## PROMPT:
Go through each line of the records below and count those with the word "primera"; give only the total.

## SOURCE RECORDS:

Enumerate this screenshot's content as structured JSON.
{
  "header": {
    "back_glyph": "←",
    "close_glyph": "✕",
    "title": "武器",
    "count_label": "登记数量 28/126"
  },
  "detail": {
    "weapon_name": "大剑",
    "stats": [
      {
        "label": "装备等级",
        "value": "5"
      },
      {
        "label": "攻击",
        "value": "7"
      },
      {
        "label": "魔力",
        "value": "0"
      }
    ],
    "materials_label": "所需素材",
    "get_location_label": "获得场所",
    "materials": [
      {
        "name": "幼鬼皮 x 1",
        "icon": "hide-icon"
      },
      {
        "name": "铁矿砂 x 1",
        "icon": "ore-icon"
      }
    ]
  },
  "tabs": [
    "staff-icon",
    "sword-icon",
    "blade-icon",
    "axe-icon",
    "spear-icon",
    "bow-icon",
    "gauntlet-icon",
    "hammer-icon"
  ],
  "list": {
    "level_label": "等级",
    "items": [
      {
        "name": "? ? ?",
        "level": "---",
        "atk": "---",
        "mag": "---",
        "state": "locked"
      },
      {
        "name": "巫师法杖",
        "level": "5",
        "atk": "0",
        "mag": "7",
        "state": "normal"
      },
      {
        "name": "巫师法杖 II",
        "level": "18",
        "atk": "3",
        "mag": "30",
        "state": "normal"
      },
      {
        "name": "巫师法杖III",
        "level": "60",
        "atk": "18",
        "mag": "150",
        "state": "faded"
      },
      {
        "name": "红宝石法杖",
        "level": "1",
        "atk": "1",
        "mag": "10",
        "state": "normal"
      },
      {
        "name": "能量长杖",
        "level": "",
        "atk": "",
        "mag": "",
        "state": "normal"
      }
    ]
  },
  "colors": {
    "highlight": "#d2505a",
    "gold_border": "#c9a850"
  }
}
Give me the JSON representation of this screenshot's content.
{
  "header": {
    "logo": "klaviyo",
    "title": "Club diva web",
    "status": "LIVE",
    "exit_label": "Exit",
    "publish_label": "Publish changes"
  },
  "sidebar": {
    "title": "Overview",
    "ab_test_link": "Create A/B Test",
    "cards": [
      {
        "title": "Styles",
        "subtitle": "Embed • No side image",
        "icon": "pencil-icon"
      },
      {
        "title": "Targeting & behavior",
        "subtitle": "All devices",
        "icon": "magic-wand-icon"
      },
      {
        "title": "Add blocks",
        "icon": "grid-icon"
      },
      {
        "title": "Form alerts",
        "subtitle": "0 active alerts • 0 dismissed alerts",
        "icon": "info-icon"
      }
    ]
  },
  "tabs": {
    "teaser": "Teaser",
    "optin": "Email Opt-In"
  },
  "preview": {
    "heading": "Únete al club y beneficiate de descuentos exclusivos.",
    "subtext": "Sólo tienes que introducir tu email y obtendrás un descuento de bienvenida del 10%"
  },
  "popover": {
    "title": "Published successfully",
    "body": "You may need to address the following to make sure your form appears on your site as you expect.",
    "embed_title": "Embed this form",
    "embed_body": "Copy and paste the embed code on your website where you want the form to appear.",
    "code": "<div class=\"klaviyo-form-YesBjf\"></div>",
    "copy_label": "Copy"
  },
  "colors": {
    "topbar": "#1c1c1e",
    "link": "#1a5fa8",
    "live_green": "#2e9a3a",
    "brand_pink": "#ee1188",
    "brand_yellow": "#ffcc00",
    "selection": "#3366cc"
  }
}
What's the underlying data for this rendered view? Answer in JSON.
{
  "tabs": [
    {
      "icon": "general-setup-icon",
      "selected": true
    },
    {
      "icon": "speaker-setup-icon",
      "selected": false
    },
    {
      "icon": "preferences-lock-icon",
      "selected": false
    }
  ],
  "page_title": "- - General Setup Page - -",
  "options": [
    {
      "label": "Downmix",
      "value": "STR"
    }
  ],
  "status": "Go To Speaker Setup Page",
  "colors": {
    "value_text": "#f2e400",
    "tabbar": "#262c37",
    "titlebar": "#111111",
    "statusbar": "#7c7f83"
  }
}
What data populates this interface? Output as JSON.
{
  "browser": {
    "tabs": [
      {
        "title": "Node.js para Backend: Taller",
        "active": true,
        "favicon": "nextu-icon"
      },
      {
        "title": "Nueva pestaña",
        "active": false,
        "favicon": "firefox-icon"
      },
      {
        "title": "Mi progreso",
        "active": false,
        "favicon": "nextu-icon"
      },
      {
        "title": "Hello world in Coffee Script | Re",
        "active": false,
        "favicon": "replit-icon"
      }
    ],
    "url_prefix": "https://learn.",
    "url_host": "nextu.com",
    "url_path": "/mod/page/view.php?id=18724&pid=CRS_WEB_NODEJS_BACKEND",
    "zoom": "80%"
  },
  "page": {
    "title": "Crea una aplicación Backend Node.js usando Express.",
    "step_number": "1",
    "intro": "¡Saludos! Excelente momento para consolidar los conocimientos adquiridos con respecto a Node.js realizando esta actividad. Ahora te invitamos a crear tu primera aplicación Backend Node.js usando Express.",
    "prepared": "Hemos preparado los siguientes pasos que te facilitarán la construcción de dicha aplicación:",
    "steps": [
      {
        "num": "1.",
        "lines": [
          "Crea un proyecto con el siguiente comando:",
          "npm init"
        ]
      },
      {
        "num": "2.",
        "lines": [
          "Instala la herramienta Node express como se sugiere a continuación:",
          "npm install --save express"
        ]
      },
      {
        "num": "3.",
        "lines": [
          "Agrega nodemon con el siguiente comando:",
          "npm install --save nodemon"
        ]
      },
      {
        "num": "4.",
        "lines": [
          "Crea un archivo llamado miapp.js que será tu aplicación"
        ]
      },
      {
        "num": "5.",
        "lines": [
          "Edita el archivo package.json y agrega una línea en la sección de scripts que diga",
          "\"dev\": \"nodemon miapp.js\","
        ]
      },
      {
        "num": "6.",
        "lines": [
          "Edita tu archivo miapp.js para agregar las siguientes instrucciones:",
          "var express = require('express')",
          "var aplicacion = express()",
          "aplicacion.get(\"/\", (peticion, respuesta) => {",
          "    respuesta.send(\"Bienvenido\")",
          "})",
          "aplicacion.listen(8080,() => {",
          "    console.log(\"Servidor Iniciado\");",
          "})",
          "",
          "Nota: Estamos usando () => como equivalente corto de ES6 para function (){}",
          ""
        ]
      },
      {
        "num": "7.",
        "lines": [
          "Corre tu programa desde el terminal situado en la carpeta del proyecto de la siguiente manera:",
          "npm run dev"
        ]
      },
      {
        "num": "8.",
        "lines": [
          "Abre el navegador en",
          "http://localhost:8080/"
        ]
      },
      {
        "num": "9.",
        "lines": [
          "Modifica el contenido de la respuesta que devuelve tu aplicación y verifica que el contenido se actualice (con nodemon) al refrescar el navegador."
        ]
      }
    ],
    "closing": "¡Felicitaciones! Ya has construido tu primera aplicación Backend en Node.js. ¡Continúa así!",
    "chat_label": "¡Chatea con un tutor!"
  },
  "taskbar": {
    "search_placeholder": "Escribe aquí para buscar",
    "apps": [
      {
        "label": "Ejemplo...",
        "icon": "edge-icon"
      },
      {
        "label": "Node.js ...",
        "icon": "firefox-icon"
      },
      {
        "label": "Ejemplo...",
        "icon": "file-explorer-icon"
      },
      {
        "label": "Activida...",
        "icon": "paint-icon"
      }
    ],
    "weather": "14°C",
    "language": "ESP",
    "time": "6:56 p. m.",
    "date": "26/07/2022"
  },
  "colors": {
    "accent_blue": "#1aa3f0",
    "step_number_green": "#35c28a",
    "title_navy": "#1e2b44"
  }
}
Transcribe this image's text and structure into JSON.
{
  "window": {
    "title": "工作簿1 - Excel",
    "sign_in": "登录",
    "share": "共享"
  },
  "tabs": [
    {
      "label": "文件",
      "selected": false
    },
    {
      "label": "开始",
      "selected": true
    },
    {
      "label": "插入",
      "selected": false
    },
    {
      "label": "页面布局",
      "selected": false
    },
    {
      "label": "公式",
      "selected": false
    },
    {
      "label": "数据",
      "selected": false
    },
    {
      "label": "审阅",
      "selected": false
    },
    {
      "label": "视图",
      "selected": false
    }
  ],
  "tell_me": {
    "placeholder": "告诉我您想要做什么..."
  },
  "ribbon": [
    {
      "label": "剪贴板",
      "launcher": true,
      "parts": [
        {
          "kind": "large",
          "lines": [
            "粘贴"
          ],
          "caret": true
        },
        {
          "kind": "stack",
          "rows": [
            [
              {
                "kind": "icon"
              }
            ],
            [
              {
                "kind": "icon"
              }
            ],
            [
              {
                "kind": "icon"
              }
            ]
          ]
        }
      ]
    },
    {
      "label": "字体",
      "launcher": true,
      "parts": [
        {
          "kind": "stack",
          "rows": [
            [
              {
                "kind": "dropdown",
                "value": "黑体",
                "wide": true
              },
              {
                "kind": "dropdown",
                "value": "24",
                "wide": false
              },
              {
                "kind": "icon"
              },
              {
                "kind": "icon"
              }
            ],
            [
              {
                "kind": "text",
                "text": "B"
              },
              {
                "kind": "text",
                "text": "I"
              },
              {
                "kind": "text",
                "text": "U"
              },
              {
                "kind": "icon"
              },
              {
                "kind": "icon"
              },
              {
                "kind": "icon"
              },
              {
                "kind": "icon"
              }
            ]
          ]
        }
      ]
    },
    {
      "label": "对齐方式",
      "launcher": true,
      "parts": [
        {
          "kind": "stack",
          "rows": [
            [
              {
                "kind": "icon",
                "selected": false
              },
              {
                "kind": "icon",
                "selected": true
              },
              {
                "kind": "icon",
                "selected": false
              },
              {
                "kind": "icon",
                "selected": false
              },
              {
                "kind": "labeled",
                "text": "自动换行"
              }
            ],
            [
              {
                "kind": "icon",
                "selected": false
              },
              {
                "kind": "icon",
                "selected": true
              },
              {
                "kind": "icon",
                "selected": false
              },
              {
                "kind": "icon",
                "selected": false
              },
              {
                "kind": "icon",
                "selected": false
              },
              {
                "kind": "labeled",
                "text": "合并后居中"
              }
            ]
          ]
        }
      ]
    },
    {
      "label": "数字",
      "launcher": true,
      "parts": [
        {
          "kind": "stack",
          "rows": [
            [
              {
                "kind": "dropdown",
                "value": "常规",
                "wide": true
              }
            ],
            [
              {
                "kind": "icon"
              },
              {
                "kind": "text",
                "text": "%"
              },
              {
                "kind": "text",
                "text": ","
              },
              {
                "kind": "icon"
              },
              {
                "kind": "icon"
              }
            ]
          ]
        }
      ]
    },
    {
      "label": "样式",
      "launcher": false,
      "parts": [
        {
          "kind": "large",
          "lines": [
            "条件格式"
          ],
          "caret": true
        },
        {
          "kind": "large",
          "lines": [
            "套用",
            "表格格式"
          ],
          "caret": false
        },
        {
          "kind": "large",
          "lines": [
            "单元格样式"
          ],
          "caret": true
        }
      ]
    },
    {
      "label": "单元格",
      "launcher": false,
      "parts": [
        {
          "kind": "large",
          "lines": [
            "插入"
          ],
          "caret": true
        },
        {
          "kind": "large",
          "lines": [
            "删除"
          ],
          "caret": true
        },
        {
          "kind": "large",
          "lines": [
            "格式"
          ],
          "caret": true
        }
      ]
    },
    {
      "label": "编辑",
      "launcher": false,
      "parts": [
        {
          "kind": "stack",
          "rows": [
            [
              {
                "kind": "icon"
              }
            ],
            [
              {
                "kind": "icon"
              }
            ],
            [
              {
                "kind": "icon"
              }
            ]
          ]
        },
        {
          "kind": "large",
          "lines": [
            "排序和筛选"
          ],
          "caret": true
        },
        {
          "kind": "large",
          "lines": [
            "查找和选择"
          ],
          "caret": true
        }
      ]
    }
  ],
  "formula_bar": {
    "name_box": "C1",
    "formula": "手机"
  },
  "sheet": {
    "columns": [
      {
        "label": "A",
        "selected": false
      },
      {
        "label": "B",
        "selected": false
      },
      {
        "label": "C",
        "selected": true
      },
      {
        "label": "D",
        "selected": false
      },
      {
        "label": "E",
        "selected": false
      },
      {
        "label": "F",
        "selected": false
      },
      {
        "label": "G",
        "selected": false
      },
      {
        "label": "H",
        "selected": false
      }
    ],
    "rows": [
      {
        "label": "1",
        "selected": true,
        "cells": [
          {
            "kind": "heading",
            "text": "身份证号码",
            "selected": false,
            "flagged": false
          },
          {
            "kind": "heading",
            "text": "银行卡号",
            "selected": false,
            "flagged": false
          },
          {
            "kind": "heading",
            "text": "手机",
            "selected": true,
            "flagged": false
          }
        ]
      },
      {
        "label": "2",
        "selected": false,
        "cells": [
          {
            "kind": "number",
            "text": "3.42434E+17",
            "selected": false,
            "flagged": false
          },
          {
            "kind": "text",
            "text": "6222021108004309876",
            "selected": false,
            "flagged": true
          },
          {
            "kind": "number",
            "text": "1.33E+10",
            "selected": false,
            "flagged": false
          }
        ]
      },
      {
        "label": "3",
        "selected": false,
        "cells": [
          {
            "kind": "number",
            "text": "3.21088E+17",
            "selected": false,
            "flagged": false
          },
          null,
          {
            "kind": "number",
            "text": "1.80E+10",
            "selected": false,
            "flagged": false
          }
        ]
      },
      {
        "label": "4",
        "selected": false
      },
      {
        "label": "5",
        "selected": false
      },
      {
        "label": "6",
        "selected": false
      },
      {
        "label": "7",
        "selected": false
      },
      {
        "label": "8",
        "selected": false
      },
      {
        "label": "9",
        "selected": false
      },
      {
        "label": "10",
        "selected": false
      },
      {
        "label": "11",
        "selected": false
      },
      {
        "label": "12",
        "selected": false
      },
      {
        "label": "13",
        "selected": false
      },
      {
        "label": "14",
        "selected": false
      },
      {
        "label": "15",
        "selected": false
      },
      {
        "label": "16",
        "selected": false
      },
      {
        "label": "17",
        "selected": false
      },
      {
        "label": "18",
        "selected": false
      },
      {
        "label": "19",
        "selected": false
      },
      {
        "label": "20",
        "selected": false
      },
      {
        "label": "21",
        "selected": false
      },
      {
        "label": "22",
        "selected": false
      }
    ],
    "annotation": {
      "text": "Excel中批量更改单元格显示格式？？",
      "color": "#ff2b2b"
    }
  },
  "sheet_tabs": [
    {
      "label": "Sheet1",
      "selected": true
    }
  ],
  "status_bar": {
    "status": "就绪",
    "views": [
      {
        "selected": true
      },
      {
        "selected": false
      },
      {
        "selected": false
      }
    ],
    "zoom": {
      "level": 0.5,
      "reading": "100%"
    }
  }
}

## SOLUTION FOR THIS PROBLEM:
2